— Begin Provided records —

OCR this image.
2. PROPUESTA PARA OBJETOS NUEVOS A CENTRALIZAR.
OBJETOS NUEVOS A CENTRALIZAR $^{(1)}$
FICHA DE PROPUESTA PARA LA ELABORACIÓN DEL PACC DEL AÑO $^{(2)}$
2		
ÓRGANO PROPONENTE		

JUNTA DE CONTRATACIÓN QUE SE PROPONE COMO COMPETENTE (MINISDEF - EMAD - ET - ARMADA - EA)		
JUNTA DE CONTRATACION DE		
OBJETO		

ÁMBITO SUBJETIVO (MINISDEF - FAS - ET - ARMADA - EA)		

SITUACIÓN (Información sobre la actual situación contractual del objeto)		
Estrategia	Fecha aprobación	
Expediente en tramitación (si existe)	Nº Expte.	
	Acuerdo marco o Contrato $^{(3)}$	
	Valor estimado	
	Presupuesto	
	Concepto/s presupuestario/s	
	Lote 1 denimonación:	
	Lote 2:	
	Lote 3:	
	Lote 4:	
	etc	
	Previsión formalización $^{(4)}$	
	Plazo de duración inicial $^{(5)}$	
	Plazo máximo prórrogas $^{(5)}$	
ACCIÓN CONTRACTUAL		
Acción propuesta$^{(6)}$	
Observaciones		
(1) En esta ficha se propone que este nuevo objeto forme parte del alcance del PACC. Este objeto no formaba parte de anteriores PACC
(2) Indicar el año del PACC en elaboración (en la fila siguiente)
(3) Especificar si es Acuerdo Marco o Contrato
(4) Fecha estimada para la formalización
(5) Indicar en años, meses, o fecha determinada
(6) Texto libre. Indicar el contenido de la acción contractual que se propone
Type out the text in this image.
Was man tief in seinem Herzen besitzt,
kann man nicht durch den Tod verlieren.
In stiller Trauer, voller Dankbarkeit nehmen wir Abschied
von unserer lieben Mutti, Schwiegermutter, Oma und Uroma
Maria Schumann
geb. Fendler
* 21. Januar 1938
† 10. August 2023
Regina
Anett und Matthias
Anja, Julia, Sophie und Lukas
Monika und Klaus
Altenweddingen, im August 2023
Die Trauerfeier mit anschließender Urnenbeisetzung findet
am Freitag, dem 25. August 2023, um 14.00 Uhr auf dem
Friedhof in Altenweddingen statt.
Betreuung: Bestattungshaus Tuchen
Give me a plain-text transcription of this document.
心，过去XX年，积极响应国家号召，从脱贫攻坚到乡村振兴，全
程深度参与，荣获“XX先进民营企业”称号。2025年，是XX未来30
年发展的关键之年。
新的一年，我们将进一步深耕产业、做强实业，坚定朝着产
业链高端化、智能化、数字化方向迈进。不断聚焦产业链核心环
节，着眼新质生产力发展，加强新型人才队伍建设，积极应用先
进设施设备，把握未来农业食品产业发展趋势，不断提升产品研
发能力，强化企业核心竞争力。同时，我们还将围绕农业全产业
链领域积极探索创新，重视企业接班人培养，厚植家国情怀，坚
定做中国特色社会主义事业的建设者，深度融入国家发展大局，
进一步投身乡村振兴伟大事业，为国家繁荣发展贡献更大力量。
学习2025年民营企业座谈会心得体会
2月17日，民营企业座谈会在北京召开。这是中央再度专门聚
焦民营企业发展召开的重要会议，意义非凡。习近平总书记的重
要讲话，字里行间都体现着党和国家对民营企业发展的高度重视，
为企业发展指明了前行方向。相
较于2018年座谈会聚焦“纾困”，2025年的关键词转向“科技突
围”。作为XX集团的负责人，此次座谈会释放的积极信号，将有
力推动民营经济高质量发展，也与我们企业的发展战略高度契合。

— End Provided records —

=== What the task asks ===
Transcribe every entry exactly.

=== Response below ===
OCR this image.
2. PROPUESTA PARA OBJETOS NUEVOS A CENTRALIZAR.
OBJETOS NUEVOS A CENTRALIZAR $^{(1)}$
FICHA DE PROPUESTA PARA LA ELABORACIÓN DEL PACC DEL AÑO $^{(2)}$
2		
ÓRGANO PROPONENTE		

JUNTA DE CONTRATACIÓN QUE SE PROPONE COMO COMPETENTE (MINISDEF - EMAD - ET - ARMADA - EA)		
JUNTA DE CONTRATACION DE		
OBJETO		

ÁMBITO SUBJETIVO (MINISDEF - FAS - ET - ARMADA - EA)		

SITUACIÓN (Información sobre la actual situación contractual del objeto)		
Estrategia	Fecha aprobación	
Expediente en tramitación (si existe)	Nº Expte.	
	Acuerdo marco o Contrato $^{(3)}$	
	Valor estimado	
	Presupuesto	
	Concepto/s presupuestario/s	
	Lote 1 denimonación:	
	Lote 2:	
	Lote 3:	
	Lote 4:	
	etc	
	Previsión formalización $^{(4)}$	
	Plazo de duración inicial $^{(5)}$	
	Plazo máximo prórrogas $^{(5)}$	
ACCIÓN CONTRACTUAL		
Acción propuesta$^{(6)}$	
Observaciones		
(1) En esta ficha se propone que este nuevo objeto forme parte del alcance del PACC. Este objeto no formaba parte de anteriores PACC
(2) Indicar el año del PACC en elaboración (en la fila siguiente)
(3) Especificar si es Acuerdo Marco o Contrato
(4) Fecha estimada para la formalización
(5) Indicar en años, meses, o fecha determinada
(6) Texto libre. Indicar el contenido de la acción contractual que se propone
Type out the text in this image.
Was man tief in seinem Herzen besitzt,
kann man nicht durch den Tod verlieren.
In stiller Trauer, voller Dankbarkeit nehmen wir Abschied
von unserer lieben Mutti, Schwiegermutter, Oma und Uroma
Maria Schumann
geb. Fendler
* 21. Januar 1938
† 10. August 2023
Regina
Anett und Matthias
Anja, Julia, Sophie und Lukas
Monika und Klaus
Altenweddingen, im August 2023
Die Trauerfeier mit anschließender Urnenbeisetzung findet
am Freitag, dem 25. August 2023, um 14.00 Uhr auf dem
Friedhof in Altenweddingen statt.
Betreuung: Bestattungshaus Tuchen
Give me a plain-text transcription of this document.
心，过去XX年，积极响应国家号召，从脱贫攻坚到乡村振兴，全
程深度参与，荣获“XX先进民营企业”称号。2025年，是XX未来30
年发展的关键之年。
新的一年，我们将进一步深耕产业、做强实业，坚定朝着产
业链高端化、智能化、数字化方向迈进。不断聚焦产业链核心环
节，着眼新质生产力发展，加强新型人才队伍建设，积极应用先
进设施设备，把握未来农业食品产业发展趋势，不断提升产品研
发能力，强化企业核心竞争力。同时，我们还将围绕农业全产业
链领域积极探索创新，重视企业接班人培养，厚植家国情怀，坚
定做中国特色社会主义事业的建设者，深度融入国家发展大局，
进一步投身乡村振兴伟大事业，为国家繁荣发展贡献更大力量。
学习2025年民营企业座谈会心得体会
2月17日，民营企业座谈会在北京召开。这是中央再度专门聚
焦民营企业发展召开的重要会议，意义非凡。习近平总书记的重
要讲话，字里行间都体现着党和国家对民营企业发展的高度重视，
为企业发展指明了前行方向。相
较于2018年座谈会聚焦“纾困”，2025年的关键词转向“科技突
围”。作为XX集团的负责人，此次座谈会释放的积极信号，将有
力推动民营经济高质量发展，也与我们企业的发展战略高度契合。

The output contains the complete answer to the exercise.